-- What this task involves --
Look through the data below and say how many of its lines contain "Сбербанка", adding nothing else.

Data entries

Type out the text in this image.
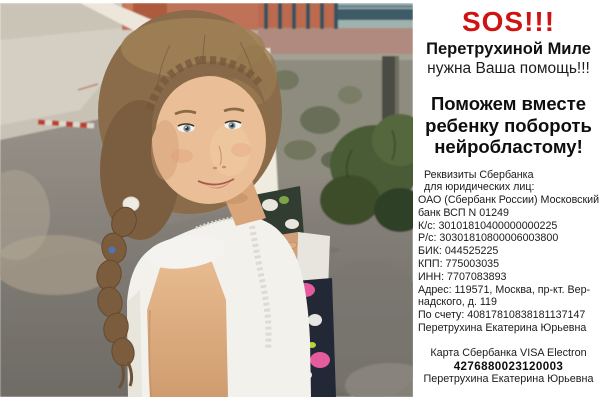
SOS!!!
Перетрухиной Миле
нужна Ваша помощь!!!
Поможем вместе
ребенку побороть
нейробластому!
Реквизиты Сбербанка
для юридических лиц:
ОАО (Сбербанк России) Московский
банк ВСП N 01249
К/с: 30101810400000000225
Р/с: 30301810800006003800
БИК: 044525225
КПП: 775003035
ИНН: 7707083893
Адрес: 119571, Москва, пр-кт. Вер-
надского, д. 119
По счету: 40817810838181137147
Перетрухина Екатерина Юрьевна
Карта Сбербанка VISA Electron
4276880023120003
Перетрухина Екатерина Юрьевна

* * *

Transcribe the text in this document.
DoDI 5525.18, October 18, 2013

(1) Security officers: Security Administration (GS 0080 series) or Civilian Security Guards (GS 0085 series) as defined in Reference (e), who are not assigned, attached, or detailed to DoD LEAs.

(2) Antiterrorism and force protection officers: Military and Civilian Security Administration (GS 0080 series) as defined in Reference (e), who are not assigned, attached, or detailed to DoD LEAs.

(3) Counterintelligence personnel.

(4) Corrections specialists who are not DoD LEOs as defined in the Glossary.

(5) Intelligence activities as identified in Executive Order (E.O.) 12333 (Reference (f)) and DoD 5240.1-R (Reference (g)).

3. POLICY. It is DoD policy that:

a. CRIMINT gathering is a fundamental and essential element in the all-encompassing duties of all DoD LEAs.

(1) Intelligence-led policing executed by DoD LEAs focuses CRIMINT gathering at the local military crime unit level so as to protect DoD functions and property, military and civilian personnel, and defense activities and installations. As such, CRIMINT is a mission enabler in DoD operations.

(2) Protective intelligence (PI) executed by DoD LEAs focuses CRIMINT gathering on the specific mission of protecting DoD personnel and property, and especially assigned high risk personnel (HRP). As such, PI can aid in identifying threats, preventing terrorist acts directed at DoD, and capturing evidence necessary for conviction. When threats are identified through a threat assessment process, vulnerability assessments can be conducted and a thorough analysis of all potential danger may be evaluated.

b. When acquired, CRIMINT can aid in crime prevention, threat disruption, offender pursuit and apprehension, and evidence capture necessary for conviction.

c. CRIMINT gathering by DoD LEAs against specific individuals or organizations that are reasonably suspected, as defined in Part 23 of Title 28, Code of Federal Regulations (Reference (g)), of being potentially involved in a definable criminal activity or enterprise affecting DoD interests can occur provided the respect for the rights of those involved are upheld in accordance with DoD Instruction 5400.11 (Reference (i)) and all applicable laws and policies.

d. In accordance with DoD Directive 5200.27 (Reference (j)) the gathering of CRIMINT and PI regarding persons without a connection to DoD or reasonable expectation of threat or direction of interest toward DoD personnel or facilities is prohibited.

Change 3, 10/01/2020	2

--

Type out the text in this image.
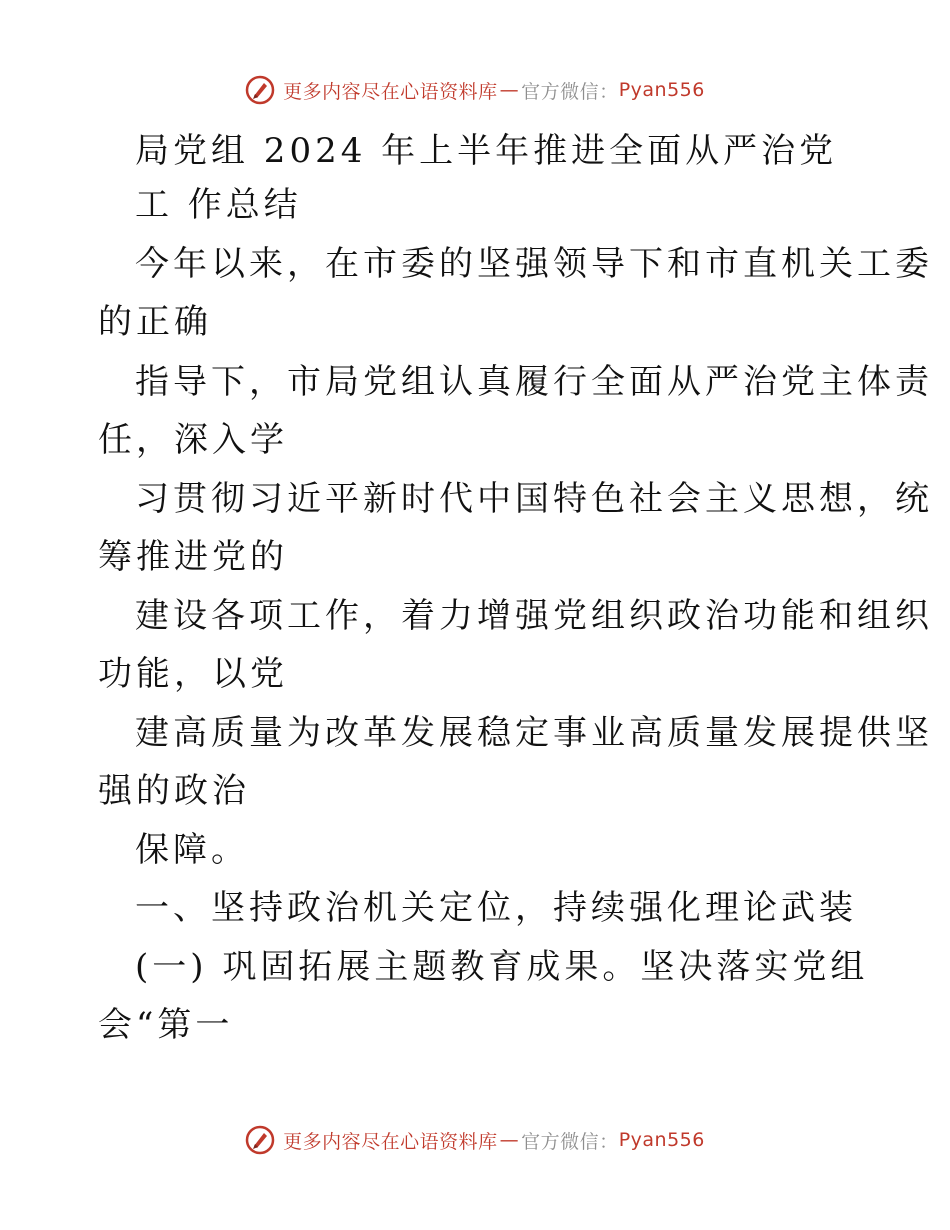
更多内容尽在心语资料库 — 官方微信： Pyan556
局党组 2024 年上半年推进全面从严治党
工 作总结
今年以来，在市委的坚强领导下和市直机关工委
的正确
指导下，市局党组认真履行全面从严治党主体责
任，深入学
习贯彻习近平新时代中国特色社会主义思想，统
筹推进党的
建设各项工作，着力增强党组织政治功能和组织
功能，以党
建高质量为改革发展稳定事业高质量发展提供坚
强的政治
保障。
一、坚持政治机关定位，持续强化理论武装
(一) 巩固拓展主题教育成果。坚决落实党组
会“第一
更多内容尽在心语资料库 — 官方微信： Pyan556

-- Answer to this task --
2